*** AVAILABLE DATA ***

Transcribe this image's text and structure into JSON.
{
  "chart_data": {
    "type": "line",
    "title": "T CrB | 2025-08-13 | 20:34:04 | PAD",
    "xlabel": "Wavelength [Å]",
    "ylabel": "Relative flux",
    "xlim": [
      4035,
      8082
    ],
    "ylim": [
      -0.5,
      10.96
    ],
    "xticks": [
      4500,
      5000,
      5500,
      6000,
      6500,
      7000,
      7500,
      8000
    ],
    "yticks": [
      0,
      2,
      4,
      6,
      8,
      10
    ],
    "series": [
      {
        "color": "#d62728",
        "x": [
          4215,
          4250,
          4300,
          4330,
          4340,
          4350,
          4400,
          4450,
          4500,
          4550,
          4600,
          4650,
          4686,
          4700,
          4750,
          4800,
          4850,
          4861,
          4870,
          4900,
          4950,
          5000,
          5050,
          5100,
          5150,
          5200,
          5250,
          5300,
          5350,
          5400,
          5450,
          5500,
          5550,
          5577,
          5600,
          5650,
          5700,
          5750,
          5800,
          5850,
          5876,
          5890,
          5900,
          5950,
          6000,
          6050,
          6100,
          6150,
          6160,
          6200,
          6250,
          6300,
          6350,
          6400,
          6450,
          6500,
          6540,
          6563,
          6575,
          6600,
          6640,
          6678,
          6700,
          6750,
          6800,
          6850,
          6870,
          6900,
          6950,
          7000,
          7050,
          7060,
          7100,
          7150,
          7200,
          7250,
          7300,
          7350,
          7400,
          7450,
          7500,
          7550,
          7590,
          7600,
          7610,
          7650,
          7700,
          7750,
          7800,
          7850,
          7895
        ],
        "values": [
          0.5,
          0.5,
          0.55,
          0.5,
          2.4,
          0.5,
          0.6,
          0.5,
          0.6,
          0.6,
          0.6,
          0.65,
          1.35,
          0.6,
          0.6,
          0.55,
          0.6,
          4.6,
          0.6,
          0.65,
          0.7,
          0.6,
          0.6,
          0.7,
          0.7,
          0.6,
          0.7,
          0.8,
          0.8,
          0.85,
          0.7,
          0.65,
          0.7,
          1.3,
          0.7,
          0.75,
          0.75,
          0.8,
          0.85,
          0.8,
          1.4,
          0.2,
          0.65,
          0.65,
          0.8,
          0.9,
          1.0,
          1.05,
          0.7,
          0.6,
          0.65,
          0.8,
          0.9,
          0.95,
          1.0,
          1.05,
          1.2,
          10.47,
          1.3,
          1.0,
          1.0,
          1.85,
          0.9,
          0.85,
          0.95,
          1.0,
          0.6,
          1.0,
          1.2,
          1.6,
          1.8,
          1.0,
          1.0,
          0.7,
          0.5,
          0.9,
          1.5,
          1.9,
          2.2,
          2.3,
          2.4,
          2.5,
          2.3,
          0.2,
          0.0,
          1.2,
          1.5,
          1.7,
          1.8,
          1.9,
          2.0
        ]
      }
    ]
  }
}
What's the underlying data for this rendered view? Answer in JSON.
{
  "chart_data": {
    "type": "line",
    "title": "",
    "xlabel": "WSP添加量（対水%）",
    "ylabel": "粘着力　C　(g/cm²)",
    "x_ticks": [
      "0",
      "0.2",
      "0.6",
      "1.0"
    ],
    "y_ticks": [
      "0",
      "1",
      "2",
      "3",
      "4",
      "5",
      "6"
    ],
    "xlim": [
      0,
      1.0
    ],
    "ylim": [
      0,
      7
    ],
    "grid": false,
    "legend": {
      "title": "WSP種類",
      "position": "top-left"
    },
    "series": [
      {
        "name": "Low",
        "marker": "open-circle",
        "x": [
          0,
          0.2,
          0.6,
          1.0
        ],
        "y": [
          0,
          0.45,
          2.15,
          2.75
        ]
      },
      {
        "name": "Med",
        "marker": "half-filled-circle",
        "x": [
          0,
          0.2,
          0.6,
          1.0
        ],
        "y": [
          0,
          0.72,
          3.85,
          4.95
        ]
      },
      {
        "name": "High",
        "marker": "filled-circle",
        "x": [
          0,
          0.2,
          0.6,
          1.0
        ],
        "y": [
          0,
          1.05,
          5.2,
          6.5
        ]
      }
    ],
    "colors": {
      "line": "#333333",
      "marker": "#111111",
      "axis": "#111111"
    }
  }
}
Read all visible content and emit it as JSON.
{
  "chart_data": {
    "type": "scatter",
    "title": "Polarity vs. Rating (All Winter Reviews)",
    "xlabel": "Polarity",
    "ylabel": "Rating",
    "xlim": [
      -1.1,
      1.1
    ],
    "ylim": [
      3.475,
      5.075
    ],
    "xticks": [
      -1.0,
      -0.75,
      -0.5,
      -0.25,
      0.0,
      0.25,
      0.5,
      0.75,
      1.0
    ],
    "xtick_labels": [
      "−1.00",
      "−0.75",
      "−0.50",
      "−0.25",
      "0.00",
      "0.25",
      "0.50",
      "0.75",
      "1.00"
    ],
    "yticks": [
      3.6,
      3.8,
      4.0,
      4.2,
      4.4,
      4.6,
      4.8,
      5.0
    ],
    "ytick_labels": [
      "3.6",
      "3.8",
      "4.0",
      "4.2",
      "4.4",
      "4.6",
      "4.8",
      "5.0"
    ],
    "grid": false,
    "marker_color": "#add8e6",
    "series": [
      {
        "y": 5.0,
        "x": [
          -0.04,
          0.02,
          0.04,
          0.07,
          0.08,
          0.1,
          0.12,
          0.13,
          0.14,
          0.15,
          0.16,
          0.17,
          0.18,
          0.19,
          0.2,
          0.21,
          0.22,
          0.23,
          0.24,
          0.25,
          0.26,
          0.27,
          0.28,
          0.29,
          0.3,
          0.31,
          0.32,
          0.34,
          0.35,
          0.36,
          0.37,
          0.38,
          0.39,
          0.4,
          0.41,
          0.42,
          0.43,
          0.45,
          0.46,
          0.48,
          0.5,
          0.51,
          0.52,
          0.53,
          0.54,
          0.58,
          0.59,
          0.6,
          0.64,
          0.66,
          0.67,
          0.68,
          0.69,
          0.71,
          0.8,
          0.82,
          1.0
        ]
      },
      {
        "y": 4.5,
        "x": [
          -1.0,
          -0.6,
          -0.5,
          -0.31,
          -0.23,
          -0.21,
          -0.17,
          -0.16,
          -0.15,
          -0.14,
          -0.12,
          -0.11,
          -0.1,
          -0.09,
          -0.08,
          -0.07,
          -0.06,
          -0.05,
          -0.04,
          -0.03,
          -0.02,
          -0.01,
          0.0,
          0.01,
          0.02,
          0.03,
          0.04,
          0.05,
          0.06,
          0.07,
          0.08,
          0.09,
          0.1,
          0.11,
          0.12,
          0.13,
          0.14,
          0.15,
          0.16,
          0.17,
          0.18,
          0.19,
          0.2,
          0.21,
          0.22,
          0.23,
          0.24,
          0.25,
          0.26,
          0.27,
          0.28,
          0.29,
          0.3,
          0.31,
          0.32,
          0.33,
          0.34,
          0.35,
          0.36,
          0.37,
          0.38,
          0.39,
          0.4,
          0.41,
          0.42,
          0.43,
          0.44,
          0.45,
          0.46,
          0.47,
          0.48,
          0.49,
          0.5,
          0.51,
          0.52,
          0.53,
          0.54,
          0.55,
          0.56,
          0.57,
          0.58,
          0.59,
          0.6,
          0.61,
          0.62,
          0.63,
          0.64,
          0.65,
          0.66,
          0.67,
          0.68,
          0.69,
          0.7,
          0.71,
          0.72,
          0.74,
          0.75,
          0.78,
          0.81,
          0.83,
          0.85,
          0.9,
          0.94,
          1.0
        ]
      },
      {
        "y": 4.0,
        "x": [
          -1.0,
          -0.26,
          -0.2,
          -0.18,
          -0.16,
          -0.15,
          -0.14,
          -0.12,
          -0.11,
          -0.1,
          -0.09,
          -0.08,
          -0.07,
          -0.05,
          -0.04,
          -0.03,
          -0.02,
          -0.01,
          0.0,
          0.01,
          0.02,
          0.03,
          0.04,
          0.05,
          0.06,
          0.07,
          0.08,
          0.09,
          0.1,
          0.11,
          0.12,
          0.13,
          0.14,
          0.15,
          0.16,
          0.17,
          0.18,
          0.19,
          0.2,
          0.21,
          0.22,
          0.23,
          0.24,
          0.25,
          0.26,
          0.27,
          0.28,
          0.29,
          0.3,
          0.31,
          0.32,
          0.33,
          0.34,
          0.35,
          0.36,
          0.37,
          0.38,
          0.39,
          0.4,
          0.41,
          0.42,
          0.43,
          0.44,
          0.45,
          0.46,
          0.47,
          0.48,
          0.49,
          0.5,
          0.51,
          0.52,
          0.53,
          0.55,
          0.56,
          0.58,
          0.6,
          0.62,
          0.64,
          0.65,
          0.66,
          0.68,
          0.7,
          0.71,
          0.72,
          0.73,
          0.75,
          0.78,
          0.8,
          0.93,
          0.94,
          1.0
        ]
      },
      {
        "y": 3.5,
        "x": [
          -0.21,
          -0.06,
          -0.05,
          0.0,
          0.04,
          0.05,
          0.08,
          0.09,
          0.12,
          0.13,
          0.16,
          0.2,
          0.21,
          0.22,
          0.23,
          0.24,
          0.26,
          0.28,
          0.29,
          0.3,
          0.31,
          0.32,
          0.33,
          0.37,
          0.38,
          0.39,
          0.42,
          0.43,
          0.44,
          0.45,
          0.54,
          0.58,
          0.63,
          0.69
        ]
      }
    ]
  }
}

***

#### SHORT EXERCISE:
Read through the entries and copy every line that includes "this".

#### OUTPUT:
Transcribe this image's text and structure into JSON.
What's the underlying data for this rendered view? Answer in JSON.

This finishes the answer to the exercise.